── Exercise input ──

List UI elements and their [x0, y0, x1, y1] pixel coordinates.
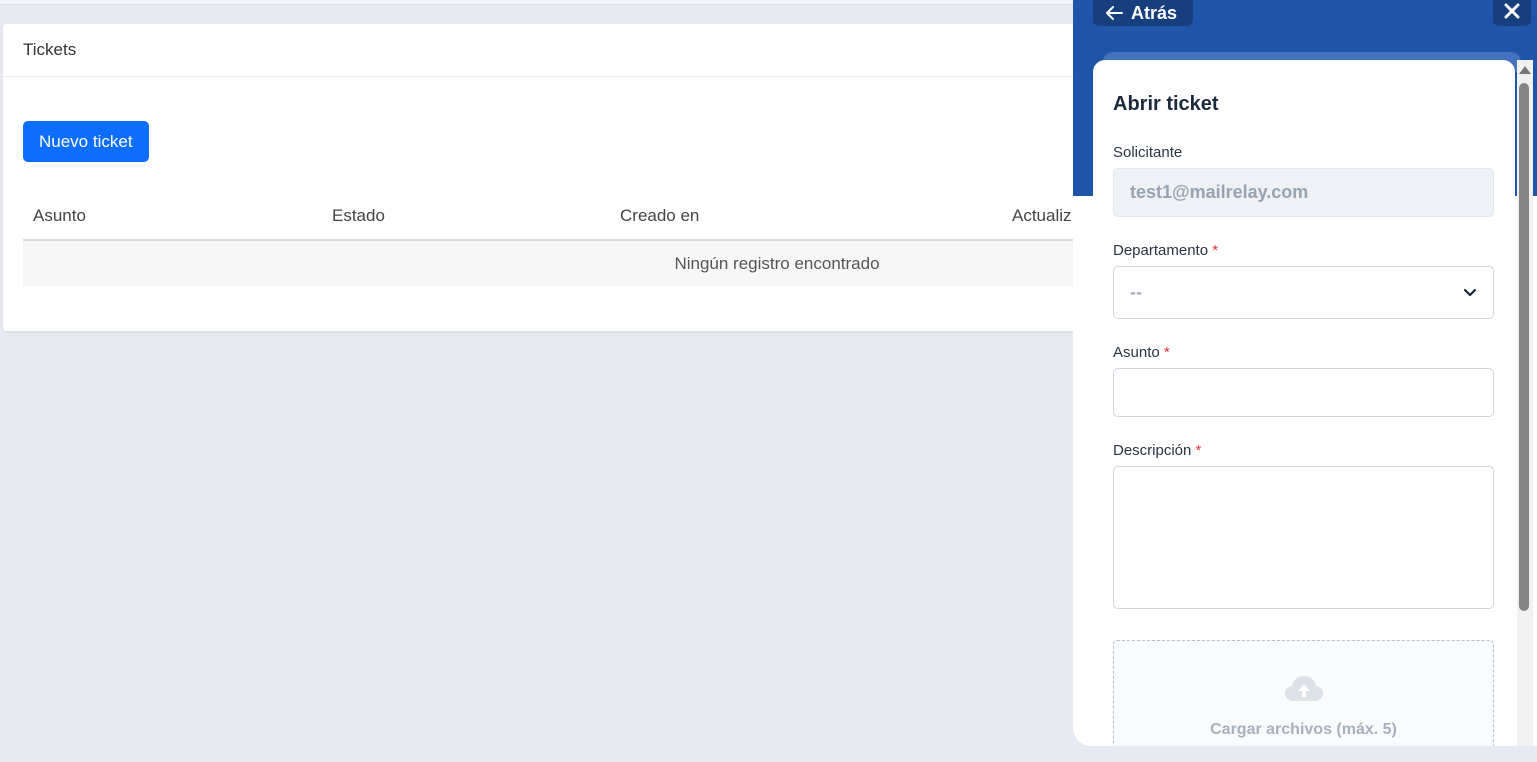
column-header-creado-en[interactable]: Creado en — [620, 206, 699, 226]
close-icon — [1504, 3, 1520, 22]
requester-value: test1@mailrelay.com — [1130, 182, 1309, 202]
table-header-row: Asunto Estado Creado en Actualiz — [23, 194, 1137, 241]
required-mark: * — [1195, 442, 1202, 459]
upload-label: Cargar archivos (máx. 5) — [1210, 721, 1397, 738]
column-header-estado[interactable]: Estado — [332, 206, 385, 226]
card-title: Tickets — [23, 40, 77, 59]
subject-input[interactable] — [1113, 368, 1494, 417]
column-header-actualizado[interactable]: Actualiz — [1012, 206, 1072, 226]
department-select[interactable]: -- — [1113, 266, 1494, 319]
department-label: Departamento * — [1113, 242, 1218, 259]
tickets-table: Asunto Estado Creado en Actualiz Ningún … — [23, 194, 1137, 286]
description-textarea[interactable] — [1113, 466, 1494, 609]
file-upload-dropzone[interactable]: Cargar archivos (máx. 5) — [1113, 640, 1494, 746]
arrow-left-icon — [1105, 5, 1123, 21]
form-title: Abrir ticket — [1113, 93, 1219, 115]
requester-label: Solicitante — [1113, 144, 1182, 161]
description-label-text: Descripción — [1113, 442, 1192, 459]
back-button-label: Atrás — [1131, 2, 1178, 23]
required-mark: * — [1212, 242, 1219, 259]
panel-scrollbar[interactable] — [1517, 60, 1533, 746]
scroll-up-arrow-icon[interactable] — [1519, 66, 1531, 74]
tickets-card: Tickets Nuevo ticket Asunto Estado Cread… — [3, 24, 1137, 331]
requester-field: test1@mailrelay.com — [1113, 168, 1494, 217]
column-header-asunto[interactable]: Asunto — [33, 206, 86, 226]
subject-label-text: Asunto — [1113, 344, 1160, 361]
required-mark: * — [1163, 344, 1170, 361]
open-ticket-panel: Atrás Abrir ticket Solicitante test1@mai… — [1073, 0, 1537, 746]
card-header: Tickets — [3, 24, 1137, 77]
department-label-text: Departamento — [1113, 242, 1209, 259]
subject-label: Asunto * — [1113, 344, 1170, 361]
back-button[interactable]: Atrás — [1093, 0, 1194, 26]
cloud-upload-icon — [1284, 675, 1324, 708]
description-label: Descripción * — [1113, 442, 1201, 459]
close-button[interactable] — [1493, 0, 1531, 26]
chevron-down-icon — [1463, 282, 1477, 303]
open-ticket-form: Abrir ticket Solicitante test1@mailrelay… — [1093, 60, 1515, 746]
department-value: -- — [1130, 282, 1142, 302]
empty-message: Ningún registro encontrado — [674, 253, 880, 273]
table-empty-row: Ningún registro encontrado — [23, 241, 1137, 286]
scroll-thumb[interactable] — [1519, 83, 1529, 611]
new-ticket-button[interactable]: Nuevo ticket — [23, 121, 149, 162]
requester-label-text: Solicitante — [1113, 144, 1183, 161]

───

### [Exercise]
Lay out each line of the rows above as a JSON list of strings, one string per line, with blank lines skipped. Leave the picture out of your answer.

### [Answer to the exercise]
[
  "List UI elements and their [x0, y0, x1, y1] pixel coordinates.",
  "column-header-creado-en[interactable]: Creado en — [620, 206, 699, 226]",
  "close-icon — [1504, 3, 1520, 22]",
  "requester-value: test1@mailrelay.com — [1130, 182, 1309, 202]",
  "table-header-row: Asunto Estado Creado en Actualiz — [23, 194, 1137, 241]",
  "required-mark: * — [1195, 442, 1202, 459]",
  "upload-label: Cargar archivos (máx. 5) — [1210, 721, 1397, 738]",
  "column-header-estado[interactable]: Estado — [332, 206, 385, 226]",
  "card-title: Tickets — [23, 40, 77, 59]",
  "subject-input[interactable] — [1113, 368, 1494, 417]",
  "column-header-actualizado[interactable]: Actualiz — [1012, 206, 1072, 226]",
  "department-select[interactable]: -- — [1113, 266, 1494, 319]",
  "department-label: Departamento * — [1113, 242, 1218, 259]",
  "tickets-table: Asunto Estado Creado en Actualiz Ningún … — [23, 194, 1137, 286]",
  "description-textarea[interactable] — [1113, 466, 1494, 609]",
  "file-upload-dropzone[interactable]: Cargar archivos (máx. 5) — [1113, 640, 1494, 746]",
  "arrow-left-icon — [1105, 5, 1123, 21]",
  "form-title: Abrir ticket — [1113, 93, 1219, 115]",
  "requester-label: Solicitante — [1113, 144, 1182, 161]",
  "description-label-text: Descripción — [1113, 442, 1192, 459]",
  "back-button-label: Atrás — [1131, 2, 1178, 23]",
  "required-mark: * — [1212, 242, 1219, 259]",
  "panel-scrollbar[interactable] — [1517, 60, 1533, 746]",
  "scroll-up-arrow-icon[interactable] — [1519, 66, 1531, 74]",
  "tickets-card: Tickets Nuevo ticket Asunto Estado Cread… — [3, 24, 1137, 331]",
  "requester-field: test1@mailrelay.com — [1113, 168, 1494, 217]",
  "column-header-asunto[interactable]: Asunto — [33, 206, 86, 226]",
  "subject-label-text: Asunto — [1113, 344, 1160, 361]",
  "required-mark: * — [1163, 344, 1170, 361]",
  "open-ticket-panel: Atrás Abrir ticket Solicitante test1@mai… — [1073, 0, 1537, 746]",
  "card-header: Tickets — [3, 24, 1137, 77]",
  "department-label-text: Departamento — [1113, 242, 1209, 259]",
  "subject-label: Asunto * — [1113, 344, 1170, 361]",
  "back-button[interactable]: Atrás — [1093, 0, 1194, 26]",
  "cloud-upload-icon — [1284, 675, 1324, 708]",
  "description-label: Descripción * — [1113, 442, 1201, 459]",
  "close-button[interactable] — [1493, 0, 1531, 26]",
  "chevron-down-icon — [1463, 282, 1477, 303]",
  "open-ticket-form: Abrir ticket Solicitante test1@mailrelay… — [1093, 60, 1515, 746]",
  "department-value: -- — [1130, 282, 1142, 302]",
  "empty-message: Ningún registro encontrado — [674, 253, 880, 273]",
  "table-empty-row: Ningún registro encontrado — [23, 241, 1137, 286]",
  "scroll-thumb[interactable] — [1519, 83, 1529, 611]",
  "new-ticket-button[interactable]: Nuevo ticket — [23, 121, 149, 162]",
  "requester-label-text: Solicitante — [1113, 144, 1183, 161]"
]